• **HOW TO COMPLETE THIS TASK**
Every line of the records below that holds the word "description" belongs in the answer.
WORKING DATA: Begin
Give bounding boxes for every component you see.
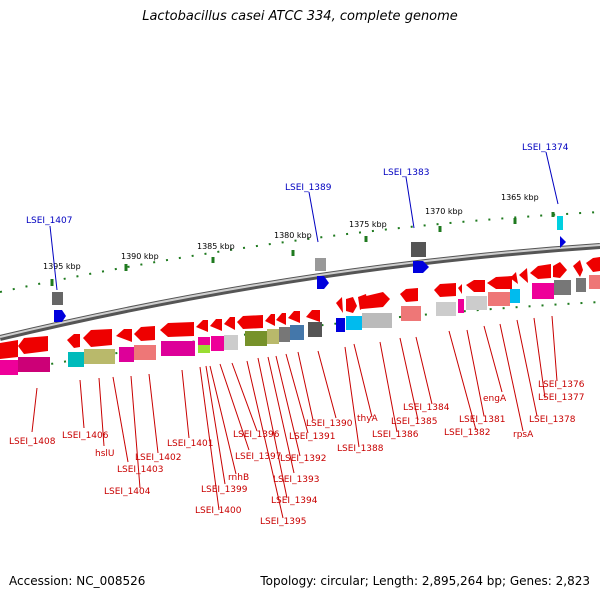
highlight-label[interactable]: LSEI_1383 <box>383 168 429 178</box>
highlight-label[interactable]: LSEI_1389 <box>285 183 332 193</box>
gene-label[interactable]: LSEI_1385 <box>391 417 437 427</box>
gene-label[interactable]: LSEI_1403 <box>117 465 163 475</box>
gene-label[interactable]: LSEI_1388 <box>337 444 384 454</box>
accession-text: Accession: NC_008526 <box>9 574 146 588</box>
gene-label[interactable]: LSEI_1382 <box>444 428 490 438</box>
map-title: Lactobacillus casei ATCC 334, complete g… <box>142 9 458 24</box>
gene-label[interactable]: LSEI_1396 <box>233 430 280 440</box>
forward-strand-genes <box>336 257 600 313</box>
scale-label: 1380 kbp <box>274 231 312 240</box>
gene-label[interactable]: LSEI_1390 <box>306 419 353 429</box>
scale-label: 1375 kbp <box>349 220 387 229</box>
gene-label[interactable]: LSEI_1386 <box>372 430 419 440</box>
gene-label[interactable]: LSEI_1393 <box>273 475 319 485</box>
gene-label[interactable]: LSEI_1406 <box>62 431 109 441</box>
gene-label[interactable]: rnhB <box>228 473 249 483</box>
gene-label[interactable]: engA <box>483 394 507 404</box>
highlight-features <box>52 216 566 322</box>
gene-label[interactable]: rpsA <box>513 430 534 440</box>
gene-label[interactable]: LSEI_1399 <box>201 485 248 495</box>
gene-label[interactable]: LSEI_1377 <box>538 393 584 403</box>
gene-label[interactable]: LSEI_1376 <box>538 380 585 390</box>
gene-leaders <box>31 315 558 519</box>
reverse-strand-genes <box>0 310 320 359</box>
gene-label[interactable]: thyA <box>357 414 379 424</box>
gene-labels: LSEI_1408 LSEI_1406 hslU LSEI_1403 LSEI_… <box>9 380 585 527</box>
gene-label[interactable]: LSEI_1391 <box>289 432 335 442</box>
scale-label: 1370 kbp <box>425 207 463 216</box>
highlight-label[interactable]: LSEI_1374 <box>522 143 569 153</box>
outer-dotted-track <box>0 211 600 293</box>
highlight-label[interactable]: LSEI_1407 <box>26 216 72 226</box>
gene-label[interactable]: LSEI_1408 <box>9 437 56 447</box>
forward-strand-cog <box>336 275 600 332</box>
gene-label[interactable]: LSEI_1402 <box>135 453 181 463</box>
reverse-strand-cog <box>0 322 322 375</box>
highlight-leaders <box>49 151 559 291</box>
gene-label[interactable]: LSEI_1401 <box>167 439 213 449</box>
gene-label[interactable]: LSEI_1404 <box>104 487 151 497</box>
inner-dotted-track <box>0 301 600 374</box>
genome-summary: Topology: circular; Length: 2,895,264 bp… <box>260 574 590 588</box>
scale-label: 1395 kbp <box>43 262 81 271</box>
gene-label[interactable]: LSEI_1397 <box>235 452 281 462</box>
gene-label[interactable]: LSEI_1395 <box>260 517 306 527</box>
gene-label[interactable]: LSEI_1394 <box>271 496 318 506</box>
genome-backbone-shine <box>0 244 600 338</box>
gene-label[interactable]: LSEI_1381 <box>459 415 505 425</box>
gene-label[interactable]: LSEI_1384 <box>403 403 450 413</box>
gene-label[interactable]: LSEI_1378 <box>529 415 576 425</box>
scale-label: 1390 kbp <box>121 252 159 261</box>
scale-label: 1385 kbp <box>197 242 235 251</box>
gene-label[interactable]: hslU <box>95 449 114 459</box>
gene-label[interactable]: LSEI_1392 <box>280 454 326 464</box>
kbp-ticks <box>50 212 555 286</box>
scale-label: 1365 kbp <box>501 193 539 202</box>
gene-label[interactable]: LSEI_1400 <box>195 506 242 516</box>
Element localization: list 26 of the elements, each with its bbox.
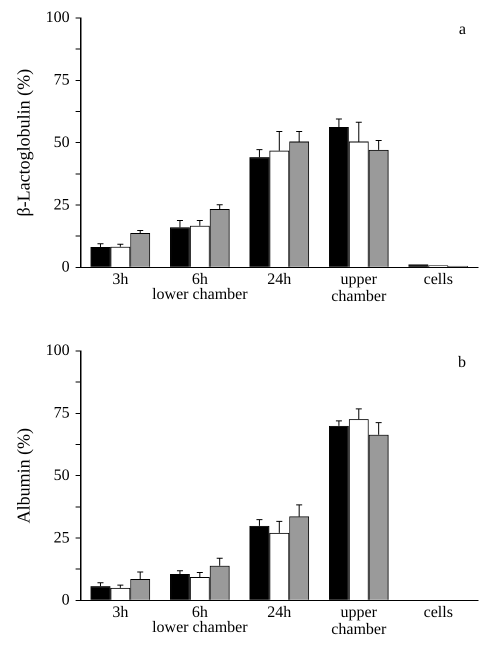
x-tick-label: 3h xyxy=(112,271,128,288)
y-tick-label: 25 xyxy=(54,196,70,214)
x-tick-label: upper chamber xyxy=(331,271,387,305)
y-tick-label: 0 xyxy=(62,592,70,609)
x-tick-label: upper chamber xyxy=(331,604,387,638)
y-tick-label: 25 xyxy=(54,529,70,546)
y-axis-title: Albumin (%) xyxy=(14,428,34,524)
text: lower chamber xyxy=(152,286,248,304)
y-axis-title: β-Lactoglobulin (%) xyxy=(14,68,34,217)
y-tick-label: 100 xyxy=(46,342,70,360)
x-tick-label: 24h xyxy=(267,604,292,622)
x-tick-label: cells xyxy=(424,604,453,622)
x-tick-label: 6h xyxy=(192,271,208,288)
annotation: b xyxy=(458,354,466,372)
y-tick-label: 75 xyxy=(54,404,70,422)
y-tick-label: 100 xyxy=(46,9,70,26)
x-tick-label: cells xyxy=(424,271,453,288)
y-tick-label: 50 xyxy=(54,134,70,151)
y-tick-label: 50 xyxy=(54,466,70,484)
x-tick-label: 24h xyxy=(267,271,292,288)
y-tick-label: 75 xyxy=(54,72,70,89)
x-tick-label: 6h xyxy=(192,604,208,622)
text: lower chamber xyxy=(152,619,248,636)
annotation: a xyxy=(458,21,466,38)
x-tick-label: 3h xyxy=(112,604,128,622)
y-tick-label: 0 xyxy=(62,258,70,276)
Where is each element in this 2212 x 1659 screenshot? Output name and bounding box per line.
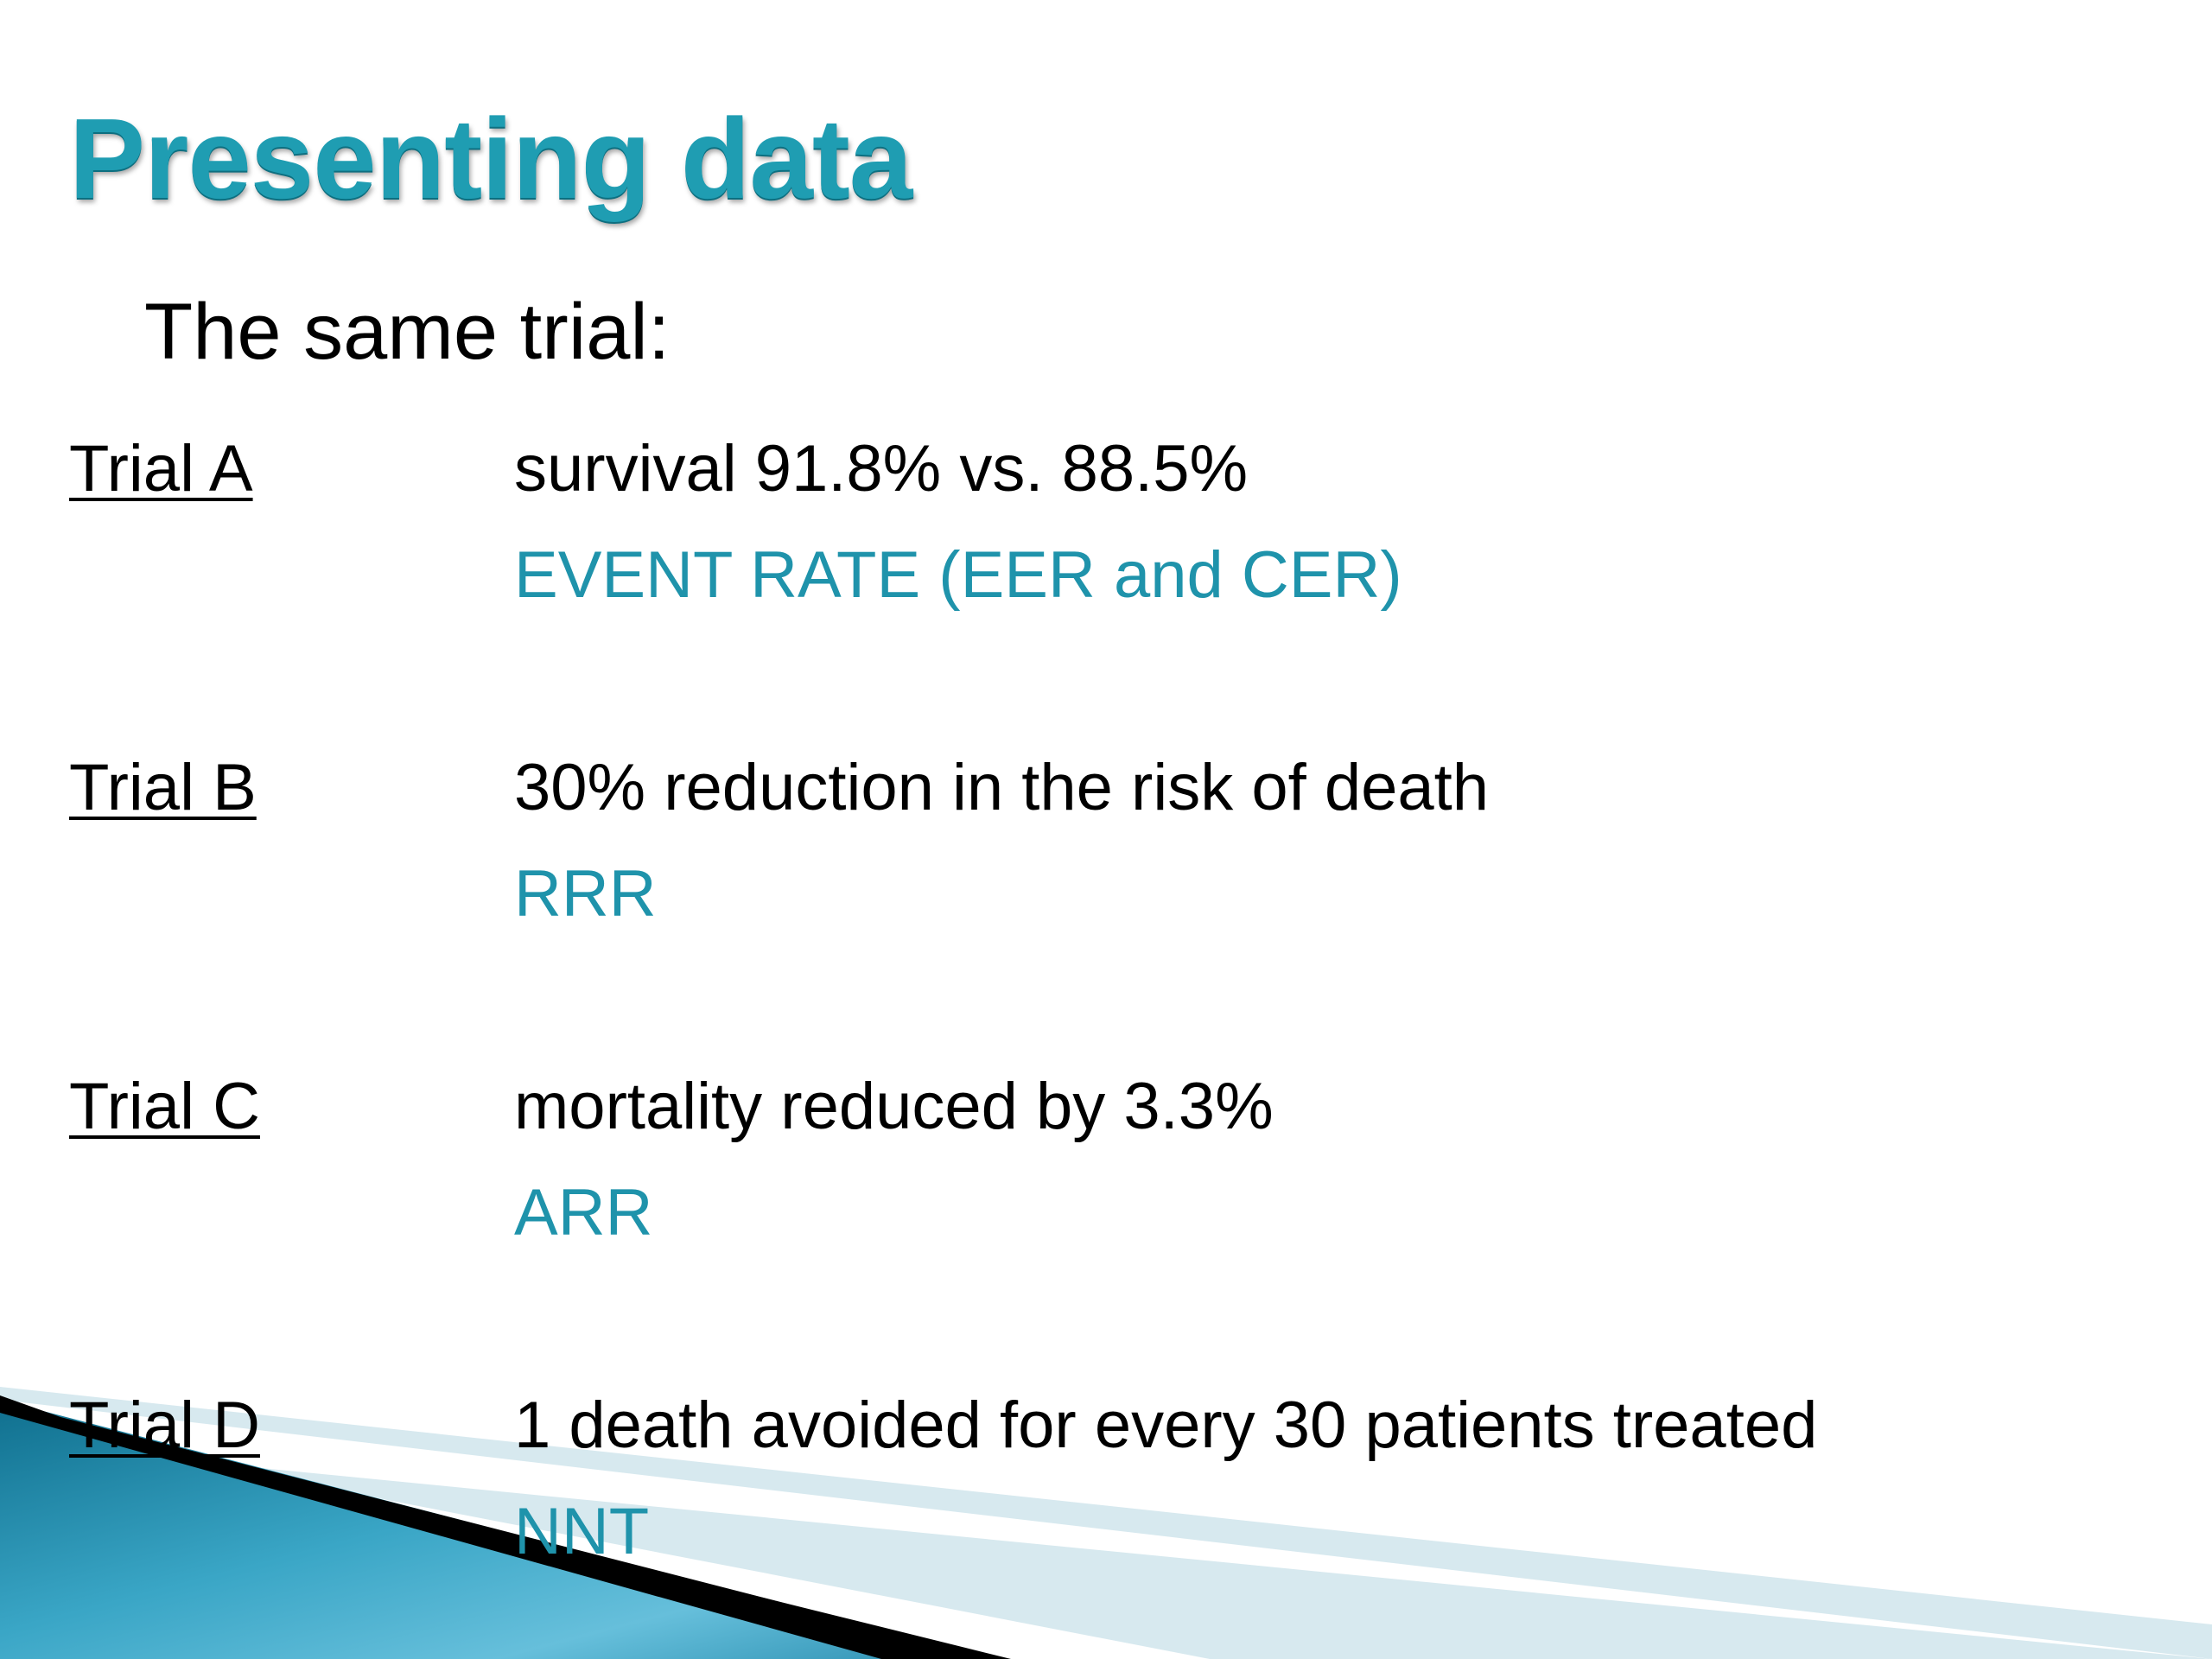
slide-title: Presenting data [69, 95, 912, 222]
trial-b-label: Trial B [69, 751, 257, 824]
trial-c-measure: ARR [514, 1176, 653, 1249]
trial-a-measure: EVENT RATE (EER and CER) [514, 538, 1402, 612]
trial-c-description: mortality reduced by 3.3% [514, 1070, 1274, 1143]
trial-d-label: Trial D [69, 1389, 260, 1462]
trial-b-measure: RRR [514, 857, 657, 931]
trial-d-description: 1 death avoided for every 30 patients tr… [514, 1389, 1818, 1462]
trial-a-label: Trial A [69, 432, 253, 505]
trial-a-description: survival 91.8% vs. 88.5% [514, 432, 1249, 505]
trial-d-measure: NNT [514, 1495, 650, 1568]
trial-b-description: 30% reduction in the risk of death [514, 751, 1490, 824]
slide-subtitle: The same trial: [144, 288, 671, 376]
decoration-light-band [0, 1387, 2212, 1659]
trial-c-label: Trial C [69, 1070, 260, 1143]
WORKING DATA: End
• **ANSWER BOX**
trial-c-description: mortality reduced by 3.3% [514, 1070, 1274, 1143]
trial-d-description: 1 death avoided for every 30 patients tr… [514, 1389, 1818, 1462]
trial-a-description: survival 91.8% vs. 88.5% [514, 432, 1249, 505]
trial-b-description: 30% reduction in the risk of death [514, 751, 1490, 824]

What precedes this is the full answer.